EXERCISE OBJECTIVE:
Without including the pictures, copy out every line below.

DATA LINES:
· · · · · · ·
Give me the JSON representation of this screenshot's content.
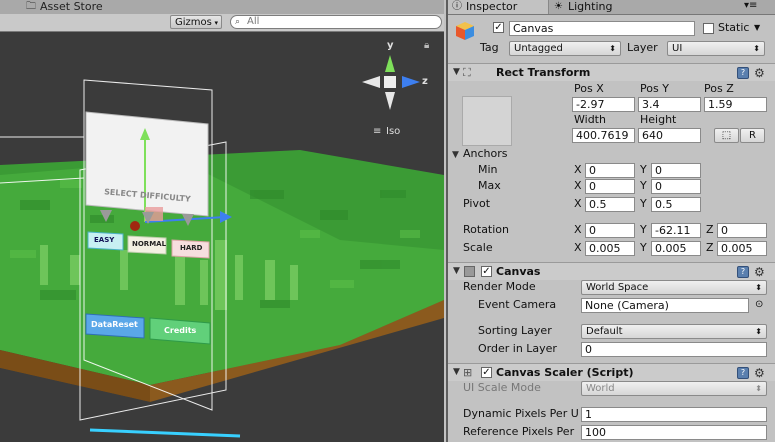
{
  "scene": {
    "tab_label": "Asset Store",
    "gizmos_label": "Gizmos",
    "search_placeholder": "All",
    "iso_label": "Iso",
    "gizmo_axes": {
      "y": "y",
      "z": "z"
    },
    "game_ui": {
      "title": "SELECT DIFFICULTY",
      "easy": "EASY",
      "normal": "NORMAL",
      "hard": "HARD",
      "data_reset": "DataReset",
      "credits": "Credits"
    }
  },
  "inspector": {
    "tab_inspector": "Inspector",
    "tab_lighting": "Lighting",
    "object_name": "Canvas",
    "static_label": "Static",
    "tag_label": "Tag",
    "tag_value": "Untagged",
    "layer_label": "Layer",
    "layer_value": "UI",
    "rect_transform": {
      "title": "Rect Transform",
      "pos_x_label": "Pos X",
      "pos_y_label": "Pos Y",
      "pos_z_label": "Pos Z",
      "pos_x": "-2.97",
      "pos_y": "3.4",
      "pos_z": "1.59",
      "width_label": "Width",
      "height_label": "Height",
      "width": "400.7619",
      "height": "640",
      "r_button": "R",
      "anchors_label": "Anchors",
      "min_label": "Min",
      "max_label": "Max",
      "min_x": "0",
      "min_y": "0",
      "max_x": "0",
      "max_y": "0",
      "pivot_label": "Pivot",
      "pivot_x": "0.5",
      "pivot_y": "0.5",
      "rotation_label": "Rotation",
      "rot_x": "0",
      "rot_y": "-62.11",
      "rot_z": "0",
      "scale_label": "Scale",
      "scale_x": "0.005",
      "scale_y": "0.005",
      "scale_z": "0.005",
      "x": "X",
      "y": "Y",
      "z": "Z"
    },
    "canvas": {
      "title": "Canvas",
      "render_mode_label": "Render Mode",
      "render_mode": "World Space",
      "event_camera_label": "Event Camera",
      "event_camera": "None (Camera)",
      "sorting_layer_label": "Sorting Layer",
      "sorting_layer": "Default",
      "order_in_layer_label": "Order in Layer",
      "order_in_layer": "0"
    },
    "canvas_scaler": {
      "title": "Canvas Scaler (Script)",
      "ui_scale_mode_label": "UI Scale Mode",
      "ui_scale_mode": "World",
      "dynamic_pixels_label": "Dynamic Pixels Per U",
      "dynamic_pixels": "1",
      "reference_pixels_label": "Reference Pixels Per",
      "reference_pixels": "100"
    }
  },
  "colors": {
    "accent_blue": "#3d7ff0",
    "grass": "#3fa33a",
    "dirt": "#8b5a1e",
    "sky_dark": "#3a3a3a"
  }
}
· · · · · · ·
ANSWER TO THE EXERCISE:
Give me the JSON representation of this screenshot's content.
{
  "scene": {
    "tab_label": "Asset Store",
    "gizmos_label": "Gizmos",
    "search_placeholder": "All",
    "iso_label": "Iso",
    "gizmo_axes": {
      "y": "y",
      "z": "z"
    },
    "game_ui": {
      "title": "SELECT DIFFICULTY",
      "easy": "EASY",
      "normal": "NORMAL",
      "hard": "HARD",
      "data_reset": "DataReset",
      "credits": "Credits"
    }
  },
  "inspector": {
    "tab_inspector": "Inspector",
    "tab_lighting": "Lighting",
    "object_name": "Canvas",
    "static_label": "Static",
    "tag_label": "Tag",
    "tag_value": "Untagged",
    "layer_label": "Layer",
    "layer_value": "UI",
    "rect_transform": {
      "title": "Rect Transform",
      "pos_x_label": "Pos X",
      "pos_y_label": "Pos Y",
      "pos_z_label": "Pos Z",
      "pos_x": "-2.97",
      "pos_y": "3.4",
      "pos_z": "1.59",
      "width_label": "Width",
      "height_label": "Height",
      "width": "400.7619",
      "height": "640",
      "r_button": "R",
      "anchors_label": "Anchors",
      "min_label": "Min",
      "max_label": "Max",
      "min_x": "0",
      "min_y": "0",
      "max_x": "0",
      "max_y": "0",
      "pivot_label": "Pivot",
      "pivot_x": "0.5",
      "pivot_y": "0.5",
      "rotation_label": "Rotation",
      "rot_x": "0",
      "rot_y": "-62.11",
      "rot_z": "0",
      "scale_label": "Scale",
      "scale_x": "0.005",
      "scale_y": "0.005",
      "scale_z": "0.005",
      "x": "X",
      "y": "Y",
      "z": "Z"
    },
    "canvas": {
      "title": "Canvas",
      "render_mode_label": "Render Mode",
      "render_mode": "World Space",
      "event_camera_label": "Event Camera",
      "event_camera": "None (Camera)",
      "sorting_layer_label": "Sorting Layer",
      "sorting_layer": "Default",
      "order_in_layer_label": "Order in Layer",
      "order_in_layer": "0"
    },
    "canvas_scaler": {
      "title": "Canvas Scaler (Script)",
      "ui_scale_mode_label": "UI Scale Mode",
      "ui_scale_mode": "World",
      "dynamic_pixels_label": "Dynamic Pixels Per U",
      "dynamic_pixels": "1",
      "reference_pixels_label": "Reference Pixels Per",
      "reference_pixels": "100"
    }
  },
  "colors": {
    "accent_blue": "#3d7ff0",
    "grass": "#3fa33a",
    "dirt": "#8b5a1e",
    "sky_dark": "#3a3a3a"
  }
}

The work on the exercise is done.